'''

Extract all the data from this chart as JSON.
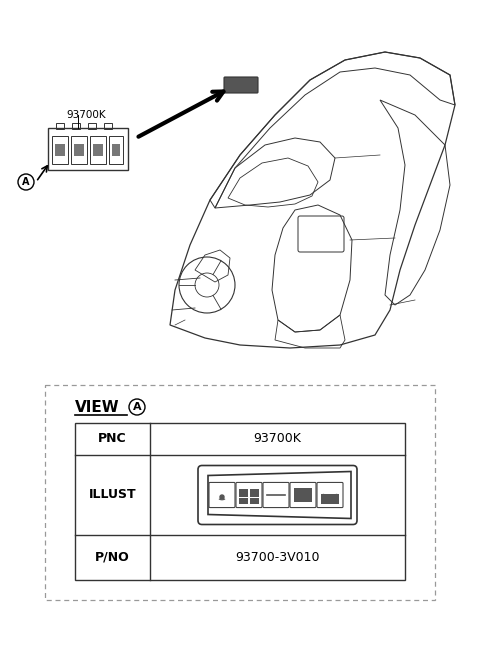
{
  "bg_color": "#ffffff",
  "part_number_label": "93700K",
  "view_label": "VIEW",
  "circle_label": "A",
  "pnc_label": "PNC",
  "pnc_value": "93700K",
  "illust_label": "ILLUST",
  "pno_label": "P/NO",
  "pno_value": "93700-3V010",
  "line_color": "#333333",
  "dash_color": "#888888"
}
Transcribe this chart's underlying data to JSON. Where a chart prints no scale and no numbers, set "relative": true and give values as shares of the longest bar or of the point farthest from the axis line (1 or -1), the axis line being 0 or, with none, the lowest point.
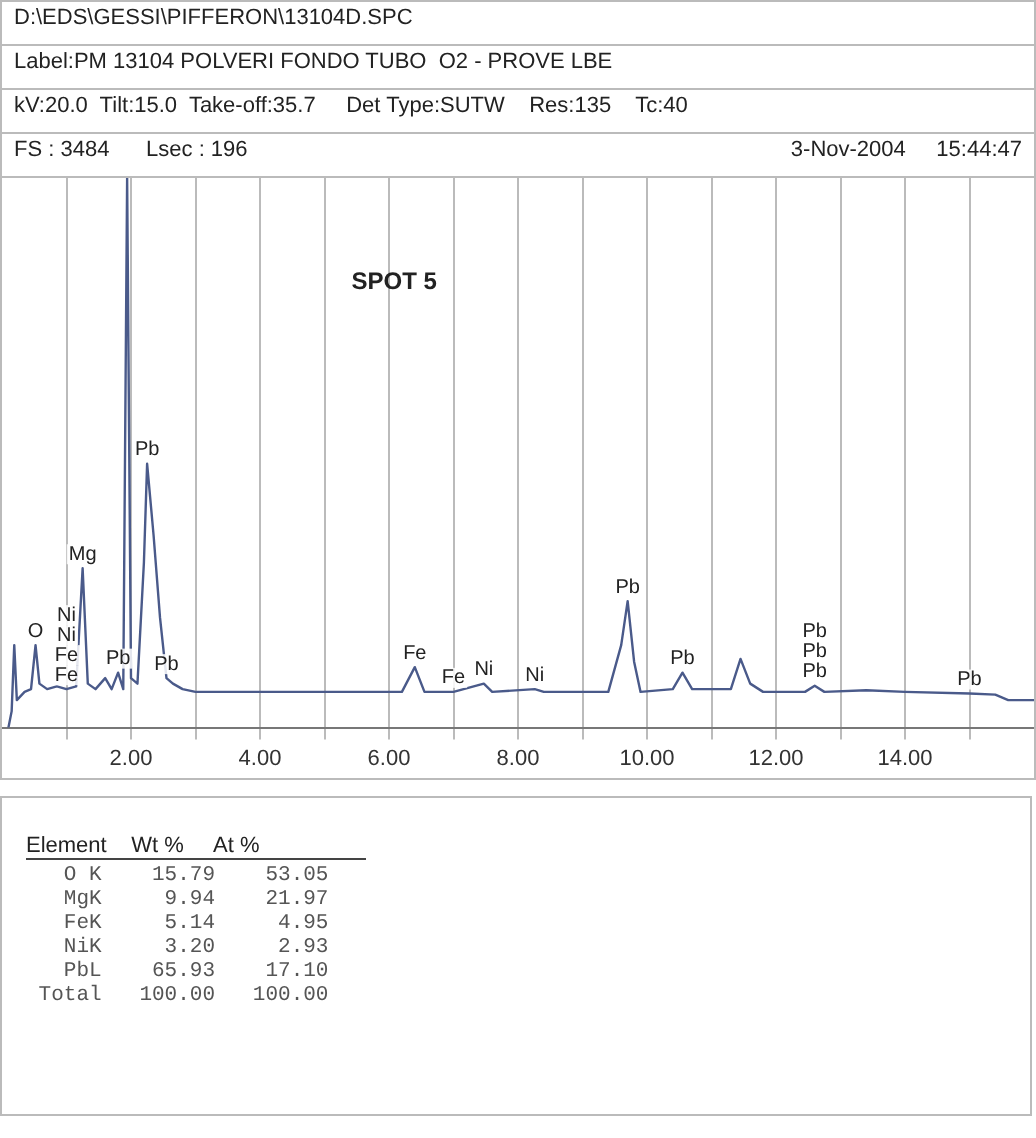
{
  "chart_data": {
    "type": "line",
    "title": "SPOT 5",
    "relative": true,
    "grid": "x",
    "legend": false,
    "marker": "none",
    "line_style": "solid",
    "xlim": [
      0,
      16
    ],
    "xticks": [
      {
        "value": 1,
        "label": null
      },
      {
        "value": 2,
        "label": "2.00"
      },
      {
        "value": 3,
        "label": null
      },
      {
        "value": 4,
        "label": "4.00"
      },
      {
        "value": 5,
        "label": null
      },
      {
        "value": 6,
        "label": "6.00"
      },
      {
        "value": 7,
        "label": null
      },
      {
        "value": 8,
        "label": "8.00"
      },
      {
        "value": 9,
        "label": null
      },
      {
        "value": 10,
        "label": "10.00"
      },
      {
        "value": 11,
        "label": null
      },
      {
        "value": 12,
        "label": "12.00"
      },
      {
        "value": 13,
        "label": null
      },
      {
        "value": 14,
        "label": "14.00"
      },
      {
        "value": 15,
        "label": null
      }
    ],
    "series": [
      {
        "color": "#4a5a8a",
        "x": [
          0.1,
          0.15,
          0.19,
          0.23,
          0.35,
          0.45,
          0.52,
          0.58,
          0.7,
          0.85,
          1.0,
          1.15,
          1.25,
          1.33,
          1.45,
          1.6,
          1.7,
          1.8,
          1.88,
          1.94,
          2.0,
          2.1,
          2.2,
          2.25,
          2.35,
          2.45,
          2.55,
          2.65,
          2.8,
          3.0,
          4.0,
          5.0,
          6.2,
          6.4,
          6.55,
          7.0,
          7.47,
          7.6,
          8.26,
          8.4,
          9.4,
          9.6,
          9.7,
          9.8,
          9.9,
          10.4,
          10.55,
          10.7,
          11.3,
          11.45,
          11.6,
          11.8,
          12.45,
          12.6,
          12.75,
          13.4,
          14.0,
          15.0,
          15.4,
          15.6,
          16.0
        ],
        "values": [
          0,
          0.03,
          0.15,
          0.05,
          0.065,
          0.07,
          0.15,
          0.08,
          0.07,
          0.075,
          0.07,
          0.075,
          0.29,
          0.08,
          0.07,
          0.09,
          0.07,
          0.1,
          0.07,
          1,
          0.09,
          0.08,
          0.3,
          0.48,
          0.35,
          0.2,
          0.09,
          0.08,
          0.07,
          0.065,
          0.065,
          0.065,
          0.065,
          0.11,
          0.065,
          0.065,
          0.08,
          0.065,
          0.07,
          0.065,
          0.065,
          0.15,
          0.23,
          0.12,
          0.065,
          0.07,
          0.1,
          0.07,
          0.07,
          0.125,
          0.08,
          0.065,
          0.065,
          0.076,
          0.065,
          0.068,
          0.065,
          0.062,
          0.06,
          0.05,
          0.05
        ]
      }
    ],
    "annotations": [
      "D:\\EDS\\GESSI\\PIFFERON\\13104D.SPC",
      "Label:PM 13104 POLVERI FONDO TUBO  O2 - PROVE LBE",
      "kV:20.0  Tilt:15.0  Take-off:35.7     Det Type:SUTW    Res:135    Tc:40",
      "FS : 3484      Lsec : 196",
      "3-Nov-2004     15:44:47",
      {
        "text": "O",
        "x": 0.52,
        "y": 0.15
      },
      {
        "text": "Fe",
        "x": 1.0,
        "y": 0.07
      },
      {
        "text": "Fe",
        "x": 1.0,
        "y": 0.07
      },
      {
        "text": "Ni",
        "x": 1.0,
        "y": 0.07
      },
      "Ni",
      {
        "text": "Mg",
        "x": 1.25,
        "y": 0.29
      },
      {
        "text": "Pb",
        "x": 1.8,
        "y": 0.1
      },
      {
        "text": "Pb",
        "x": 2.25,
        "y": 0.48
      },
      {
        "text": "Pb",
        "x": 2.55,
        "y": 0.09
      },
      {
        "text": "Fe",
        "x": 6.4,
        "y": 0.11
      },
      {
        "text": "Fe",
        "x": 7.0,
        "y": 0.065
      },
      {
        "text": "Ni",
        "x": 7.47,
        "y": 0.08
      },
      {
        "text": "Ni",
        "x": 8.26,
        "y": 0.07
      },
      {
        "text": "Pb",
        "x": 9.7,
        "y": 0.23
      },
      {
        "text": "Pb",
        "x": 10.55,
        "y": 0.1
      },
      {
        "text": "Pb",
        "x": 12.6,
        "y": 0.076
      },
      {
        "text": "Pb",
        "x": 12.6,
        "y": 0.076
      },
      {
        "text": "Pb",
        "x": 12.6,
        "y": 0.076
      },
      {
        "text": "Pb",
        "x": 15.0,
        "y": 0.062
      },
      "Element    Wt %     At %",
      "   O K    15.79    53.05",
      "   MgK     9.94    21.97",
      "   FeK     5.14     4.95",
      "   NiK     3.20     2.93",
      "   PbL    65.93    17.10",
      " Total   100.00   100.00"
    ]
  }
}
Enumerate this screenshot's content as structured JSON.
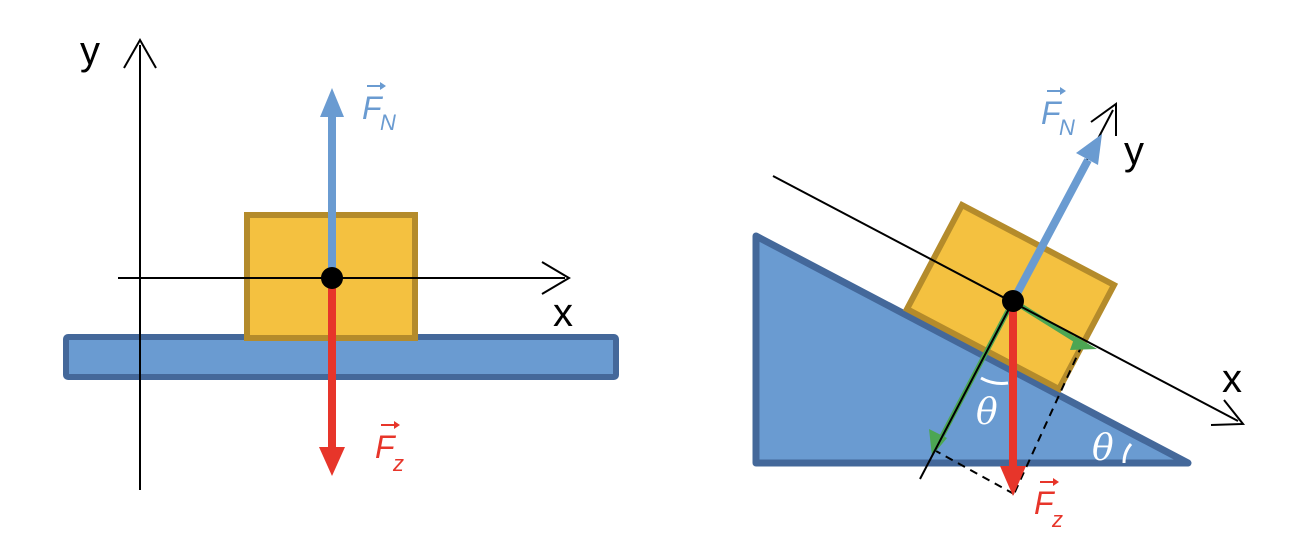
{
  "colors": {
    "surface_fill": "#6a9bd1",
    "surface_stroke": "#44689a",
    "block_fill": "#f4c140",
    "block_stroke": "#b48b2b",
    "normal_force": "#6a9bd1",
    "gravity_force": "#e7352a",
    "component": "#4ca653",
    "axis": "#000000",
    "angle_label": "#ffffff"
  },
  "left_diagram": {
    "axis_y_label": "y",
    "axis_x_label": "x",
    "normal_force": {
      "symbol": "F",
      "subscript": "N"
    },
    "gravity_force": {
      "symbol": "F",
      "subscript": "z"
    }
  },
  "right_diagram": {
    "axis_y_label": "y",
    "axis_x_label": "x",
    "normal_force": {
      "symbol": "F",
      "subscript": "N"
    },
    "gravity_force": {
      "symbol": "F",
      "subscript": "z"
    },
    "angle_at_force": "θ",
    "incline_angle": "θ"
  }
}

'''

■ **What is required**
Your copy of the data above should match it exactly, except that pictures are left out.

■ **Correct response**
Extract all the data from this chart as JSON.
{
  "bg_color": "#ffffff",
  "part_number_label": "93700K",
  "view_label": "VIEW",
  "circle_label": "A",
  "pnc_label": "PNC",
  "pnc_value": "93700K",
  "illust_label": "ILLUST",
  "pno_label": "P/NO",
  "pno_value": "93700-3V010",
  "line_color": "#333333",
  "dash_color": "#888888"
}
Transcribe this chart's underlying data to JSON. Where a chart prints no scale and no numbers, set "relative": true and give values as shares of the longest bar or of the point farthest from the axis line (1 or -1), the axis line being 0 or, with none, the lowest point.
{
  "chart_data": {
    "type": "line",
    "title": "SPOT 5",
    "relative": true,
    "grid": "x",
    "legend": false,
    "marker": "none",
    "line_style": "solid",
    "xlim": [
      0,
      16
    ],
    "xticks": [
      {
        "value": 1,
        "label": null
      },
      {
        "value": 2,
        "label": "2.00"
      },
      {
        "value": 3,
        "label": null
      },
      {
        "value": 4,
        "label": "4.00"
      },
      {
        "value": 5,
        "label": null
      },
      {
        "value": 6,
        "label": "6.00"
      },
      {
        "value": 7,
        "label": null
      },
      {
        "value": 8,
        "label": "8.00"
      },
      {
        "value": 9,
        "label": null
      },
      {
        "value": 10,
        "label": "10.00"
      },
      {
        "value": 11,
        "label": null
      },
      {
        "value": 12,
        "label": "12.00"
      },
      {
        "value": 13,
        "label": null
      },
      {
        "value": 14,
        "label": "14.00"
      },
      {
        "value": 15,
        "label": null
      }
    ],
    "series": [
      {
        "color": "#4a5a8a",
        "x": [
          0.1,
          0.15,
          0.19,
          0.23,
          0.35,
          0.45,
          0.52,
          0.58,
          0.7,
          0.85,
          1.0,
          1.15,
          1.25,
          1.33,
          1.45,
          1.6,
          1.7,
          1.8,
          1.88,
          1.94,
          2.0,
          2.1,
          2.2,
          2.25,
          2.35,
          2.45,
          2.55,
          2.65,
          2.8,
          3.0,
          4.0,
          5.0,
          6.2,
          6.4,
          6.55,
          7.0,
          7.47,
          7.6,
          8.26,
          8.4,
          9.4,
          9.6,
          9.7,
          9.8,
          9.9,
          10.4,
          10.55,
          10.7,
          11.3,
          11.45,
          11.6,
          11.8,
          12.45,
          12.6,
          12.75,
          13.4,
          14.0,
          15.0,
          15.4,
          15.6,
          16.0
        ],
        "values": [
          0,
          0.03,
          0.15,
          0.05,
          0.065,
          0.07,
          0.15,
          0.08,
          0.07,
          0.075,
          0.07,
          0.075,
          0.29,
          0.08,
          0.07,
          0.09,
          0.07,
          0.1,
          0.07,
          1,
          0.09,
          0.08,
          0.3,
          0.48,
          0.35,
          0.2,
          0.09,
          0.08,
          0.07,
          0.065,
          0.065,
          0.065,
          0.065,
          0.11,
          0.065,
          0.065,
          0.08,
          0.065,
          0.07,
          0.065,
          0.065,
          0.15,
          0.23,
          0.12,
          0.065,
          0.07,
          0.1,
          0.07,
          0.07,
          0.125,
          0.08,
          0.065,
          0.065,
          0.076,
          0.065,
          0.068,
          0.065,
          0.062,
          0.06,
          0.05,
          0.05
        ]
      }
    ],
    "annotations": [
      "D:\\EDS\\GESSI\\PIFFERON\\13104D.SPC",
      "Label:PM 13104 POLVERI FONDO TUBO  O2 - PROVE LBE",
      "kV:20.0  Tilt:15.0  Take-off:35.7     Det Type:SUTW    Res:135    Tc:40",
      "FS : 3484      Lsec : 196",
      "3-Nov-2004     15:44:47",
      {
        "text": "O",
        "x": 0.52,
        "y": 0.15
      },
      {
        "text": "Fe",
        "x": 1.0,
        "y": 0.07
      },
      {
        "text": "Fe",
        "x": 1.0,
        "y": 0.07
      },
      {
        "text": "Ni",
        "x": 1.0,
        "y": 0.07
      },
      "Ni",
      {
        "text": "Mg",
        "x": 1.25,
        "y": 0.29
      },
      {
        "text": "Pb",
        "x": 1.8,
        "y": 0.1
      },
      {
        "text": "Pb",
        "x": 2.25,
        "y": 0.48
      },
      {
        "text": "Pb",
        "x": 2.55,
        "y": 0.09
      },
      {
        "text": "Fe",
        "x": 6.4,
        "y": 0.11
      },
      {
        "text": "Fe",
        "x": 7.0,
        "y": 0.065
      },
      {
        "text": "Ni",
        "x": 7.47,
        "y": 0.08
      },
      {
        "text": "Ni",
        "x": 8.26,
        "y": 0.07
      },
      {
        "text": "Pb",
        "x": 9.7,
        "y": 0.23
      },
      {
        "text": "Pb",
        "x": 10.55,
        "y": 0.1
      },
      {
        "text": "Pb",
        "x": 12.6,
        "y": 0.076
      },
      {
        "text": "Pb",
        "x": 12.6,
        "y": 0.076
      },
      {
        "text": "Pb",
        "x": 12.6,
        "y": 0.076
      },
      {
        "text": "Pb",
        "x": 15.0,
        "y": 0.062
      },
      "Element    Wt %     At %",
      "   O K    15.79    53.05",
      "   MgK     9.94    21.97",
      "   FeK     5.14     4.95",
      "   NiK     3.20     2.93",
      "   PbL    65.93    17.10",
      " Total   100.00   100.00"
    ]
  }
}
Enumerate this screenshot's content as structured JSON.
{
  "colors": {
    "surface_fill": "#6a9bd1",
    "surface_stroke": "#44689a",
    "block_fill": "#f4c140",
    "block_stroke": "#b48b2b",
    "normal_force": "#6a9bd1",
    "gravity_force": "#e7352a",
    "component": "#4ca653",
    "axis": "#000000",
    "angle_label": "#ffffff"
  },
  "left_diagram": {
    "axis_y_label": "y",
    "axis_x_label": "x",
    "normal_force": {
      "symbol": "F",
      "subscript": "N"
    },
    "gravity_force": {
      "symbol": "F",
      "subscript": "z"
    }
  },
  "right_diagram": {
    "axis_y_label": "y",
    "axis_x_label": "x",
    "normal_force": {
      "symbol": "F",
      "subscript": "N"
    },
    "gravity_force": {
      "symbol": "F",
      "subscript": "z"
    },
    "angle_at_force": "θ",
    "incline_angle": "θ"
  }
}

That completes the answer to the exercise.